What needs to be done: All lines featuring the string "selection" are to be listed.

Records:

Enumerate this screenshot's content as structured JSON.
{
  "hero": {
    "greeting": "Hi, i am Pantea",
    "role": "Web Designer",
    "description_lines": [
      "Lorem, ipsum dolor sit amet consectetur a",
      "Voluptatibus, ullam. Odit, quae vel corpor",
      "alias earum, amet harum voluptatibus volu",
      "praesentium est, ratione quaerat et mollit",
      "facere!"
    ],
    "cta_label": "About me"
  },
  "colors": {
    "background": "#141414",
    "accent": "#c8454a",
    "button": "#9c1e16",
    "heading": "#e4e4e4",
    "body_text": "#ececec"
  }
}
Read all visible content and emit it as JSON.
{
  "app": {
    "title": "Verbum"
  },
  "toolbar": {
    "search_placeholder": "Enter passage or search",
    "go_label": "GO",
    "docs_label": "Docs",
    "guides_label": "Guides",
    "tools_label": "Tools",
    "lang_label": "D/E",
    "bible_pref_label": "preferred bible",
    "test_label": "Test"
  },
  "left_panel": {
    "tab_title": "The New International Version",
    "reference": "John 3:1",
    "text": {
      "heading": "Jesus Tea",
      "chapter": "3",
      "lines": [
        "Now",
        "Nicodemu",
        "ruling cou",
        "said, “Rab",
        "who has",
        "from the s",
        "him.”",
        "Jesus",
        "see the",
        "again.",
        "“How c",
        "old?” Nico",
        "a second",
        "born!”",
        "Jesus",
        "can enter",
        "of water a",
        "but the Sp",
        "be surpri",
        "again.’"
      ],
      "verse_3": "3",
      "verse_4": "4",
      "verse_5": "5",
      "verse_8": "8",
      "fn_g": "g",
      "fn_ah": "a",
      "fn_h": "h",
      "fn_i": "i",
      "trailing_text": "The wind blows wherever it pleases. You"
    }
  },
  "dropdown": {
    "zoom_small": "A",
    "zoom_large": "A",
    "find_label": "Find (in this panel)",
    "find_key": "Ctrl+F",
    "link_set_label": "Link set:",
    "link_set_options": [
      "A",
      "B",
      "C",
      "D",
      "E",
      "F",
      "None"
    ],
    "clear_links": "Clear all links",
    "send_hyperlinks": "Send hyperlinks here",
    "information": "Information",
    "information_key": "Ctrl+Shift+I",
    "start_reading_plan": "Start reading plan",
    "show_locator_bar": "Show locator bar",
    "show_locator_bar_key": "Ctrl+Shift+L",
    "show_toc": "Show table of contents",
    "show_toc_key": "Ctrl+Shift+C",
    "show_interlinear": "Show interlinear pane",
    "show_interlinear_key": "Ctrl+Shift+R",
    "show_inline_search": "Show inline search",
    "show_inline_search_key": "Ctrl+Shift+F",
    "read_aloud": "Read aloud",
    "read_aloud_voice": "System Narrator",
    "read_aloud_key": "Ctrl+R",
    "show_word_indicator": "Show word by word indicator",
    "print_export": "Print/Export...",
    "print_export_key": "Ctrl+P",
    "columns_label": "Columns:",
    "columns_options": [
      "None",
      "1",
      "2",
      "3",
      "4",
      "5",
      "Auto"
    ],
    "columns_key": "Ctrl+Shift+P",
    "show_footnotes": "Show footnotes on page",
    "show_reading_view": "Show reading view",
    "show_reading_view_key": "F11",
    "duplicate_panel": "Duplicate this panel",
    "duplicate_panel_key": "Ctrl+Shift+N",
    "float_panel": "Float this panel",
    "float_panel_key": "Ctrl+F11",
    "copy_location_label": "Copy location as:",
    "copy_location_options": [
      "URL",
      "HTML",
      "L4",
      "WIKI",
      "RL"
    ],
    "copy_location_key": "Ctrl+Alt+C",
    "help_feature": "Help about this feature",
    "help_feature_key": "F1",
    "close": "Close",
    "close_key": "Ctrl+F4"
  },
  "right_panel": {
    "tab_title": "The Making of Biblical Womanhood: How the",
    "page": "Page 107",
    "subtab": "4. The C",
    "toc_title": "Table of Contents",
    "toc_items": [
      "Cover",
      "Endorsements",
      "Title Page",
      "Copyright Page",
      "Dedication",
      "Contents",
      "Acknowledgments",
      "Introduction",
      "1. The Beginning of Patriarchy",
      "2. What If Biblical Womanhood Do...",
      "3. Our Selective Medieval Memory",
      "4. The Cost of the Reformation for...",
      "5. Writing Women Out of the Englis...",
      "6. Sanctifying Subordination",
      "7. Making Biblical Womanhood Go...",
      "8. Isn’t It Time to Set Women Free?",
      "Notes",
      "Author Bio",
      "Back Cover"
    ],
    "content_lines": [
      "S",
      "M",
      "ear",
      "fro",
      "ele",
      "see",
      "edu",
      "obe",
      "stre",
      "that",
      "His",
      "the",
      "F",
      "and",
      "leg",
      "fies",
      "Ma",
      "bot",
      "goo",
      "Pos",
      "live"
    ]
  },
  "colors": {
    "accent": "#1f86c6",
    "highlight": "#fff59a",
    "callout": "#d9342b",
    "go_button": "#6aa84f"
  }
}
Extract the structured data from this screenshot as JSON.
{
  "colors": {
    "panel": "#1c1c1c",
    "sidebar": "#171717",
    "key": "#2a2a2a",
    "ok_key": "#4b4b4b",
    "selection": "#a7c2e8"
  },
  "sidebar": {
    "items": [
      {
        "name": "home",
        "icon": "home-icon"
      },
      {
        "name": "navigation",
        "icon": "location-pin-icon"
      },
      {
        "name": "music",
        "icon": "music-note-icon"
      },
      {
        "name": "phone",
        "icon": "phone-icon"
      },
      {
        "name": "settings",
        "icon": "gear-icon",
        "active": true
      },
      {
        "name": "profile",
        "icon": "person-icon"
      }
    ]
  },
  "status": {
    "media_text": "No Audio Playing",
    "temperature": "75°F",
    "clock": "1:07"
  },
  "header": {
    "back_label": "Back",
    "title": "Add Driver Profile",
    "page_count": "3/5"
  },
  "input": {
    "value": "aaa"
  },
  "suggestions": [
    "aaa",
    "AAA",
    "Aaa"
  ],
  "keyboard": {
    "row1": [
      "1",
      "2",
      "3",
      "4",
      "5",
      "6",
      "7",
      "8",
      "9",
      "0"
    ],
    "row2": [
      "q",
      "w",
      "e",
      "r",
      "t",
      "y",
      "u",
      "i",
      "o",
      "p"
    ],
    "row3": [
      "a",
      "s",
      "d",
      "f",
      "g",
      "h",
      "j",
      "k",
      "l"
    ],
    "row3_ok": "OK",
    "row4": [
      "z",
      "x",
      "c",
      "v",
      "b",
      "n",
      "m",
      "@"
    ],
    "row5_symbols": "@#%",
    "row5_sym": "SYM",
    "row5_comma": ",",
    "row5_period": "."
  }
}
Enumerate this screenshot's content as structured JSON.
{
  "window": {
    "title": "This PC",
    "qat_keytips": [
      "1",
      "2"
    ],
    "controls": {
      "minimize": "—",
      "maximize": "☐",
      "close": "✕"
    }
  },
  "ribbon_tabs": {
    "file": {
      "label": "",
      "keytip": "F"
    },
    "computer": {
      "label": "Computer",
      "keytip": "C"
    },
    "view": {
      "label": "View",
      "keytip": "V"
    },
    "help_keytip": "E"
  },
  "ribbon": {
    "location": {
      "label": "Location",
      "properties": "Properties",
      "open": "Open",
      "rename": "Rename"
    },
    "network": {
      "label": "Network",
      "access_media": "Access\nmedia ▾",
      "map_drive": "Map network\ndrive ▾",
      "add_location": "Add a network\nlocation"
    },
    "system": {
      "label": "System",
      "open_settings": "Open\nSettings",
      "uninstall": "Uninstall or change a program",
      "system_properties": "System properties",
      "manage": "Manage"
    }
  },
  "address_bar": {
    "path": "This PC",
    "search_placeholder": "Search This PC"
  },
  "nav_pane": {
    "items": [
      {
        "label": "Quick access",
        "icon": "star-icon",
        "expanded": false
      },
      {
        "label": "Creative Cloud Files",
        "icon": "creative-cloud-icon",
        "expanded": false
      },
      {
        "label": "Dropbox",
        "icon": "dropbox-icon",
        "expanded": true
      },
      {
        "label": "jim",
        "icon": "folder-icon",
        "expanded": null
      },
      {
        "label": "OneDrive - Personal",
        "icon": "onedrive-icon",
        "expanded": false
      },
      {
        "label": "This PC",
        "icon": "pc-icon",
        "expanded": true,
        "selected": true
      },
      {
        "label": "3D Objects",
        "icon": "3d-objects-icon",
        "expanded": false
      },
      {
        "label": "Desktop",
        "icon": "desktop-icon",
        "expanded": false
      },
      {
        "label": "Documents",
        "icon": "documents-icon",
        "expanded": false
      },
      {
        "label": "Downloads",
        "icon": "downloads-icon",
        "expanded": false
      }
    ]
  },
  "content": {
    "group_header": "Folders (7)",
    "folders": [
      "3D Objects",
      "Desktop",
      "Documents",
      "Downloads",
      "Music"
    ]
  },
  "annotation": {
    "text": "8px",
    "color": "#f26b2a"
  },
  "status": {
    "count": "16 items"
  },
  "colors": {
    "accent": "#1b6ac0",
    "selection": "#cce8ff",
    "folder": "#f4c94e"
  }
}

Answer to this exercise:
    "selection": "#a7c2e8"
    "selection": "#cce8ff",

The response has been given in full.